> TASK OBJECTIVE
Extract all of the entries and set them down verbatim.

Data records
○ ○ ○ ○

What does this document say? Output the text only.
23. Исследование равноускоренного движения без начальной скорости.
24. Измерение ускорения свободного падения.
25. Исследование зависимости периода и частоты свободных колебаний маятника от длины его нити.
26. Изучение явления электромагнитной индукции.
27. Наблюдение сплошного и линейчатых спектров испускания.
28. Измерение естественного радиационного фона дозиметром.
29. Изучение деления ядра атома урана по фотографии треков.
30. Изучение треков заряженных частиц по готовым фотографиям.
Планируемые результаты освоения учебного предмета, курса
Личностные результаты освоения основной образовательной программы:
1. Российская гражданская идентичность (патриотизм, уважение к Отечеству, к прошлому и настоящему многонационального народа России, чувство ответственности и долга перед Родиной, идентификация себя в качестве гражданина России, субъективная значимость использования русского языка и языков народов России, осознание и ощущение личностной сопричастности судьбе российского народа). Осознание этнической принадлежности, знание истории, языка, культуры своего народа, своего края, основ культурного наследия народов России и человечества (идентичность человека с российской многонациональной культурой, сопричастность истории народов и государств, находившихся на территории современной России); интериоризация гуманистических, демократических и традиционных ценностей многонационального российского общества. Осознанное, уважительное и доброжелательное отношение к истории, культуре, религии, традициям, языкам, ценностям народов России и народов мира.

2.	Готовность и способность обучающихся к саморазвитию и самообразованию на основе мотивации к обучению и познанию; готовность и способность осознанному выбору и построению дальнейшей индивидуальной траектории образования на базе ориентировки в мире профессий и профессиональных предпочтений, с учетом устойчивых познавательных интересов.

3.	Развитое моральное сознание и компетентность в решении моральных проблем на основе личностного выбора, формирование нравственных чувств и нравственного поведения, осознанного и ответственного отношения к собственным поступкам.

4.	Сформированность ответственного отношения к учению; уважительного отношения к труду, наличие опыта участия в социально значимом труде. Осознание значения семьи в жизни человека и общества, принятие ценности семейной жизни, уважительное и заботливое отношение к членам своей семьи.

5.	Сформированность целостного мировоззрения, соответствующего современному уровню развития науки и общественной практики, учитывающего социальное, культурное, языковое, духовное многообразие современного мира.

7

○ ○ ○ ○

> THE ANSWER
What does this document say? Output the text only.
23. Исследование равноускоренного движения без начальной скорости.
24. Измерение ускорения свободного падения.
25. Исследование зависимости периода и частоты свободных колебаний маятника от длины его нити.
26. Изучение явления электромагнитной индукции.
27. Наблюдение сплошного и линейчатых спектров испускания.
28. Измерение естественного радиационного фона дозиметром.
29. Изучение деления ядра атома урана по фотографии треков.
30. Изучение треков заряженных частиц по готовым фотографиям.
Планируемые результаты освоения учебного предмета, курса
Личностные результаты освоения основной образовательной программы:
1. Российская гражданская идентичность (патриотизм, уважение к Отечеству, к прошлому и настоящему многонационального народа России, чувство ответственности и долга перед Родиной, идентификация себя в качестве гражданина России, субъективная значимость использования русского языка и языков народов России, осознание и ощущение личностной сопричастности судьбе российского народа). Осознание этнической принадлежности, знание истории, языка, культуры своего народа, своего края, основ культурного наследия народов России и человечества (идентичность человека с российской многонациональной культурой, сопричастность истории народов и государств, находившихся на территории современной России); интериоризация гуманистических, демократических и традиционных ценностей многонационального российского общества. Осознанное, уважительное и доброжелательное отношение к истории, культуре, религии, традициям, языкам, ценностям народов России и народов мира.

2.	Готовность и способность обучающихся к саморазвитию и самообразованию на основе мотивации к обучению и познанию; готовность и способность осознанному выбору и построению дальнейшей индивидуальной траектории образования на базе ориентировки в мире профессий и профессиональных предпочтений, с учетом устойчивых познавательных интересов.

3.	Развитое моральное сознание и компетентность в решении моральных проблем на основе личностного выбора, формирование нравственных чувств и нравственного поведения, осознанного и ответственного отношения к собственным поступкам.

4.	Сформированность ответственного отношения к учению; уважительного отношения к труду, наличие опыта участия в социально значимом труде. Осознание значения семьи в жизни человека и общества, принятие ценности семейной жизни, уважительное и заботливое отношение к членам своей семьи.

5.	Сформированность целостного мировоззрения, соответствующего современному уровню развития науки и общественной практики, учитывающего социальное, культурное, языковое, духовное многообразие современного мира.

7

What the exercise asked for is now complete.